▸ Problem description: Which lines contain the string "content"? Please list every one of them.

============

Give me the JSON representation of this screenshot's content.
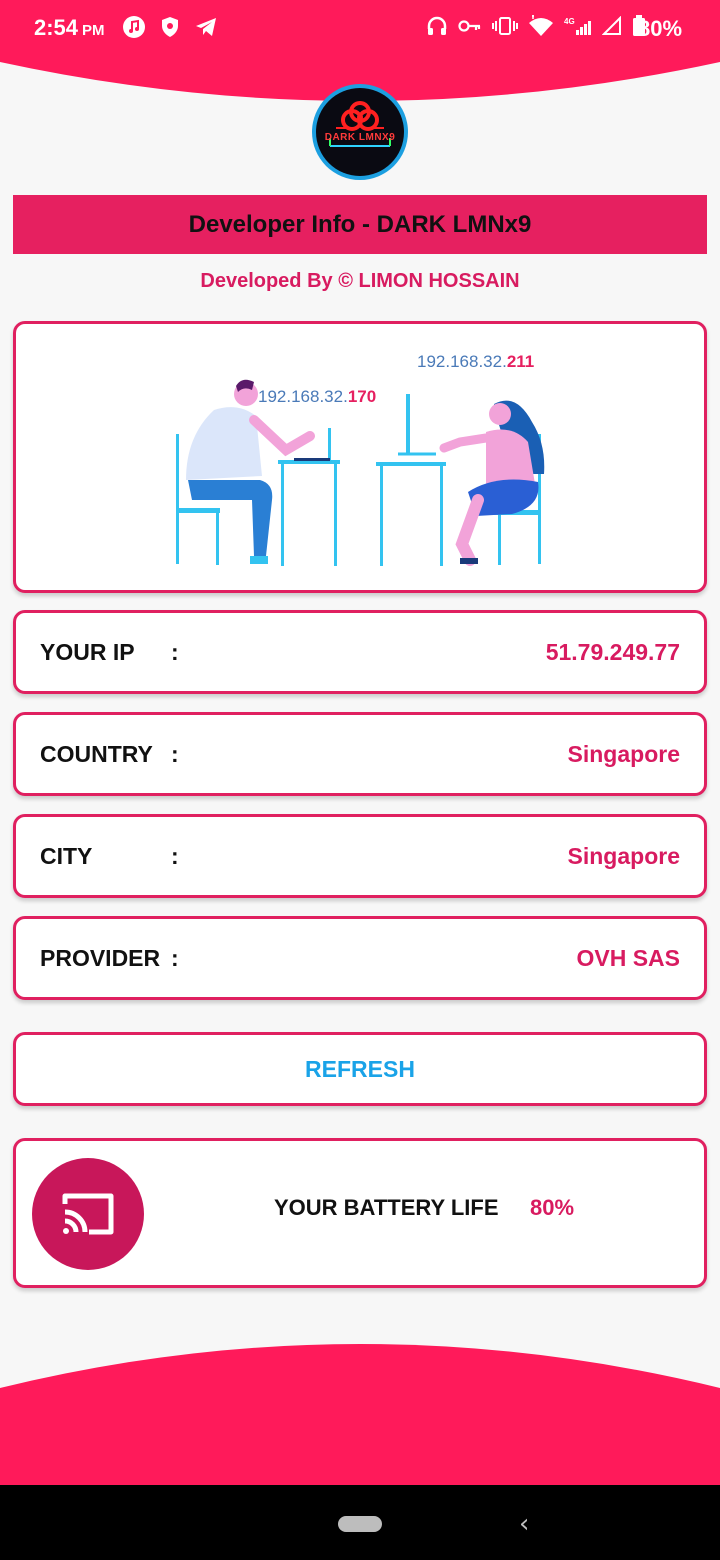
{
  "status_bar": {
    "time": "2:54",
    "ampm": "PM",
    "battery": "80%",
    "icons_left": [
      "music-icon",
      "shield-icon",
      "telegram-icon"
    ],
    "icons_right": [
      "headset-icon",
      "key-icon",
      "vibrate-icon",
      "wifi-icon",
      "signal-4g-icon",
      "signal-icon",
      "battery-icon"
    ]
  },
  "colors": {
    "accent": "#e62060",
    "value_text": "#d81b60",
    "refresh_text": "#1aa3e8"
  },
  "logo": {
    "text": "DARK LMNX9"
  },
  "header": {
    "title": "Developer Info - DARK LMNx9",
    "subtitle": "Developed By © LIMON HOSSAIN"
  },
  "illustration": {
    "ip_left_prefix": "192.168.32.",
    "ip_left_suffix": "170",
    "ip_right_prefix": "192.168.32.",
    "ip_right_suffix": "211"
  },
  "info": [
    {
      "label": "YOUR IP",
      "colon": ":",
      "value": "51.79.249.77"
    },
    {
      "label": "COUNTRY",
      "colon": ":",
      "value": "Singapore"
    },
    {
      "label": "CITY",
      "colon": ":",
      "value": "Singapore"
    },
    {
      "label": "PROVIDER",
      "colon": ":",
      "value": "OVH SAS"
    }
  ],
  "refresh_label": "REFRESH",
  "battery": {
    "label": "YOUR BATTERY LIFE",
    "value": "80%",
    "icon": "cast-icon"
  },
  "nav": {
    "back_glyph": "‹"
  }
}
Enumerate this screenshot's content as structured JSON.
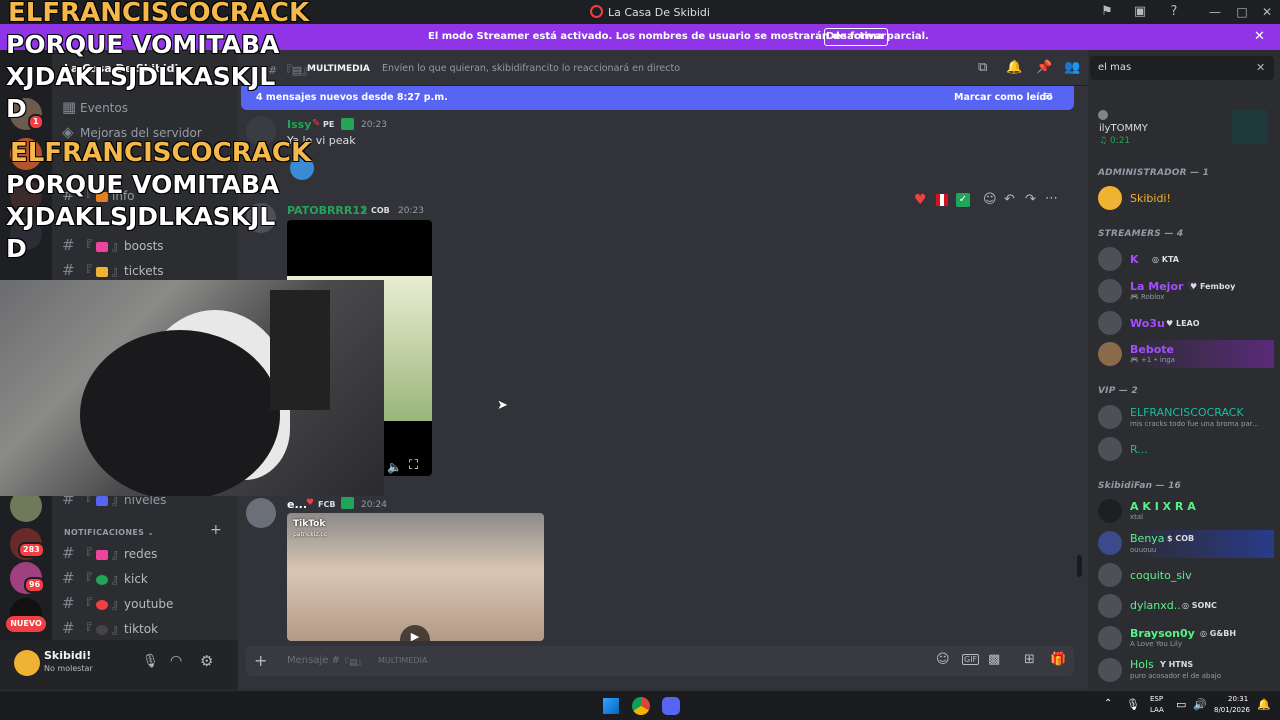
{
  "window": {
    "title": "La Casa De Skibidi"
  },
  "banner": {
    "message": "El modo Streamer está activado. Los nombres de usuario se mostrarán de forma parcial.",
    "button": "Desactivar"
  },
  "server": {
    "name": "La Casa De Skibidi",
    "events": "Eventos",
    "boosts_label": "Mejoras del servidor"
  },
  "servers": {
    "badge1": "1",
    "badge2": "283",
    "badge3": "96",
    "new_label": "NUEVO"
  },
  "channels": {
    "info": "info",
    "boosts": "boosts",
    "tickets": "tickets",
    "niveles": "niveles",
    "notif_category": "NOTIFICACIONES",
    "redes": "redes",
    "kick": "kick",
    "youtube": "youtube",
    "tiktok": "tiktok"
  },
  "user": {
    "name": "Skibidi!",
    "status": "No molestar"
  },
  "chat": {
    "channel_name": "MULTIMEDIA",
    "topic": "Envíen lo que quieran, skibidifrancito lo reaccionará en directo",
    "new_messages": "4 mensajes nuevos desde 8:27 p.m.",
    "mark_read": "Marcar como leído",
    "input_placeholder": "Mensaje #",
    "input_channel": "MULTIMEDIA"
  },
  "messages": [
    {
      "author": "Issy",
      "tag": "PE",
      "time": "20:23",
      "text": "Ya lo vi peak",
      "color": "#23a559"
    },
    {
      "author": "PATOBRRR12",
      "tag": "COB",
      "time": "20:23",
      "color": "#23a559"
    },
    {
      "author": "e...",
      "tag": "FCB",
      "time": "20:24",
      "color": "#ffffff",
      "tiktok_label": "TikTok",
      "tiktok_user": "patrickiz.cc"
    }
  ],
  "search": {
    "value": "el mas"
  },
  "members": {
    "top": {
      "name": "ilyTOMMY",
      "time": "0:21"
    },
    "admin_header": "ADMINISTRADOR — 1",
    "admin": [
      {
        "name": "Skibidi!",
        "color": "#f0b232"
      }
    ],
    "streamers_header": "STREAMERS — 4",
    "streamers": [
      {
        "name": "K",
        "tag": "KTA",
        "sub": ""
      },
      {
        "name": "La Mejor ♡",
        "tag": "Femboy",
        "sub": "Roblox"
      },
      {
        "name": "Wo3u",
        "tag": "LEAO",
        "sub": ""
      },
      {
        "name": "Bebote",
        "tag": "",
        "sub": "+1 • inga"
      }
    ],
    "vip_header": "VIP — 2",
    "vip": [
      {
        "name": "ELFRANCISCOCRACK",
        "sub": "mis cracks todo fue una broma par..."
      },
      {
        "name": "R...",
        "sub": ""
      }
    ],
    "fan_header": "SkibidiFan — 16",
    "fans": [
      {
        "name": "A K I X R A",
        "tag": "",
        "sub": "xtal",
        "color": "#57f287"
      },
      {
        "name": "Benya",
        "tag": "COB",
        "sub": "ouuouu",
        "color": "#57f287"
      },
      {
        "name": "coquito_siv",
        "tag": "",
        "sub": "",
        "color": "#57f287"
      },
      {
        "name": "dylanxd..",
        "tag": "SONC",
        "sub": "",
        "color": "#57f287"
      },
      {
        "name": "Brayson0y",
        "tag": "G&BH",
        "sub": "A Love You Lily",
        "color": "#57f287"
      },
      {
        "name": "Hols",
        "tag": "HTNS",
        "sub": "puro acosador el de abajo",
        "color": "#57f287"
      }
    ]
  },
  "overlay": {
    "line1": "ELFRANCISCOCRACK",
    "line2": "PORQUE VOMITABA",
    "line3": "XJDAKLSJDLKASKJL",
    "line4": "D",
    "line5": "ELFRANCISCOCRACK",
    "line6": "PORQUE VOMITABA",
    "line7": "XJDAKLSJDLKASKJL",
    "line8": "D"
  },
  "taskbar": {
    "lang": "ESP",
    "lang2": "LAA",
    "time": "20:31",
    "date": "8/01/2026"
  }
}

============

▸ Written answer:
Give me the JSON representation of this screenshot's content.
Enumerate this screenshot's content as structured JSON.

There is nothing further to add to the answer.